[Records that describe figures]

-=-=-

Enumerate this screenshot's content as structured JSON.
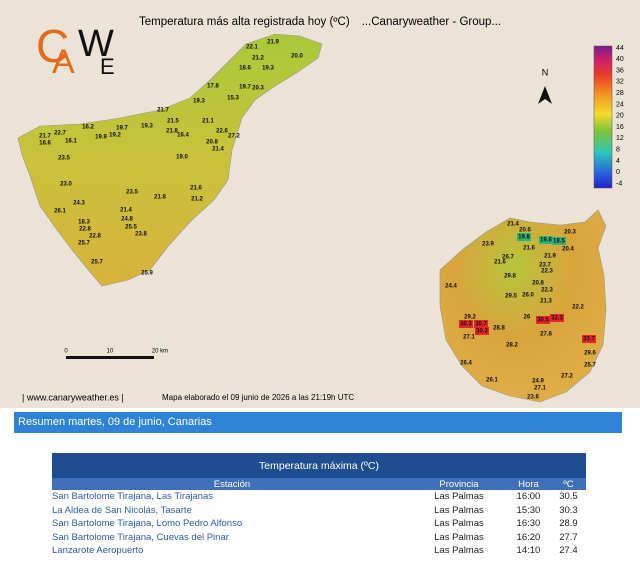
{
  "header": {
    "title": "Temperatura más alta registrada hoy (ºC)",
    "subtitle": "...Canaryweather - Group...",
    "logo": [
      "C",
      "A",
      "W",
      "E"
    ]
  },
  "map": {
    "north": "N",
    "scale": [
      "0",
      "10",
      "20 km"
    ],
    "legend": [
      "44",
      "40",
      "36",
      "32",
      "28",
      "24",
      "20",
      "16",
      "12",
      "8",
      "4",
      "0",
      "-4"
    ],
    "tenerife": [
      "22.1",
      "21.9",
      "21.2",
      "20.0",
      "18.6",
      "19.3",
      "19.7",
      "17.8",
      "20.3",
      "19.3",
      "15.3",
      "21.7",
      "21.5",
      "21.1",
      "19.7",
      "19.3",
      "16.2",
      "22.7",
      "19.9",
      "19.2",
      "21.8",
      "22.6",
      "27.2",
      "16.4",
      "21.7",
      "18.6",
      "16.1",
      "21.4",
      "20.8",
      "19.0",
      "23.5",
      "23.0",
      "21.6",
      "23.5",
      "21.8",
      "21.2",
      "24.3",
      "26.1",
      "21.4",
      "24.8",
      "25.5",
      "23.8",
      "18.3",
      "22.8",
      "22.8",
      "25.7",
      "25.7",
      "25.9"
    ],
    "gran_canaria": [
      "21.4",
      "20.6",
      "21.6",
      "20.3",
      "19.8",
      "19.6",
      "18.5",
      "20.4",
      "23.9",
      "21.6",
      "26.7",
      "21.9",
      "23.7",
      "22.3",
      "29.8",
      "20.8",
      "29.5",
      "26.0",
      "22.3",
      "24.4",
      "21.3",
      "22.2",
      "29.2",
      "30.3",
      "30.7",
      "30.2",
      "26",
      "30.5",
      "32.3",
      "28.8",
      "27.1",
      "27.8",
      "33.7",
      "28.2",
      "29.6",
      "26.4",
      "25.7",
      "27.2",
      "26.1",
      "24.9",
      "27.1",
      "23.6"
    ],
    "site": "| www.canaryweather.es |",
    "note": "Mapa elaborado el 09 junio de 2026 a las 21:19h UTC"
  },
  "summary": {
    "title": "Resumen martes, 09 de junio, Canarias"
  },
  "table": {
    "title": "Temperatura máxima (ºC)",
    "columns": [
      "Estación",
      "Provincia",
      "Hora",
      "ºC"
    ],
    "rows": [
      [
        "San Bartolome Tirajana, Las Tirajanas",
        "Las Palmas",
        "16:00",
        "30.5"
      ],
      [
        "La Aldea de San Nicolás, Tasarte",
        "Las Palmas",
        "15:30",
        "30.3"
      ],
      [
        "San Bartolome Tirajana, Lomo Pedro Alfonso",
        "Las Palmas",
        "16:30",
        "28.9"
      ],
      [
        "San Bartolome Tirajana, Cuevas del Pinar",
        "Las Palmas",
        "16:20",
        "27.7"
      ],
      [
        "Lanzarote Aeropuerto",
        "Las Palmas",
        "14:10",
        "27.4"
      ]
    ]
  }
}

-=-=-

**GOAL**
Without the pictures, transcribe the listing above exactly.

**FINISHED TASK**
Enumerate this screenshot's content as structured JSON.
{
  "header": {
    "title": "Temperatura más alta registrada hoy (ºC)",
    "subtitle": "...Canaryweather - Group...",
    "logo": [
      "C",
      "A",
      "W",
      "E"
    ]
  },
  "map": {
    "north": "N",
    "scale": [
      "0",
      "10",
      "20 km"
    ],
    "legend": [
      "44",
      "40",
      "36",
      "32",
      "28",
      "24",
      "20",
      "16",
      "12",
      "8",
      "4",
      "0",
      "-4"
    ],
    "tenerife": [
      "22.1",
      "21.9",
      "21.2",
      "20.0",
      "18.6",
      "19.3",
      "19.7",
      "17.8",
      "20.3",
      "19.3",
      "15.3",
      "21.7",
      "21.5",
      "21.1",
      "19.7",
      "19.3",
      "16.2",
      "22.7",
      "19.9",
      "19.2",
      "21.8",
      "22.6",
      "27.2",
      "16.4",
      "21.7",
      "18.6",
      "16.1",
      "21.4",
      "20.8",
      "19.0",
      "23.5",
      "23.0",
      "21.6",
      "23.5",
      "21.8",
      "21.2",
      "24.3",
      "26.1",
      "21.4",
      "24.8",
      "25.5",
      "23.8",
      "18.3",
      "22.8",
      "22.8",
      "25.7",
      "25.7",
      "25.9"
    ],
    "gran_canaria": [
      "21.4",
      "20.6",
      "21.6",
      "20.3",
      "19.8",
      "19.6",
      "18.5",
      "20.4",
      "23.9",
      "21.6",
      "26.7",
      "21.9",
      "23.7",
      "22.3",
      "29.8",
      "20.8",
      "29.5",
      "26.0",
      "22.3",
      "24.4",
      "21.3",
      "22.2",
      "29.2",
      "30.3",
      "30.7",
      "30.2",
      "26",
      "30.5",
      "32.3",
      "28.8",
      "27.1",
      "27.8",
      "33.7",
      "28.2",
      "29.6",
      "26.4",
      "25.7",
      "27.2",
      "26.1",
      "24.9",
      "27.1",
      "23.6"
    ],
    "site": "| www.canaryweather.es |",
    "note": "Mapa elaborado el 09 junio de 2026 a las 21:19h UTC"
  },
  "summary": {
    "title": "Resumen martes, 09 de junio, Canarias"
  },
  "table": {
    "title": "Temperatura máxima (ºC)",
    "columns": [
      "Estación",
      "Provincia",
      "Hora",
      "ºC"
    ],
    "rows": [
      [
        "San Bartolome Tirajana, Las Tirajanas",
        "Las Palmas",
        "16:00",
        "30.5"
      ],
      [
        "La Aldea de San Nicolás, Tasarte",
        "Las Palmas",
        "15:30",
        "30.3"
      ],
      [
        "San Bartolome Tirajana, Lomo Pedro Alfonso",
        "Las Palmas",
        "16:30",
        "28.9"
      ],
      [
        "San Bartolome Tirajana, Cuevas del Pinar",
        "Las Palmas",
        "16:20",
        "27.7"
      ],
      [
        "Lanzarote Aeropuerto",
        "Las Palmas",
        "14:10",
        "27.4"
      ]
    ]
  }
}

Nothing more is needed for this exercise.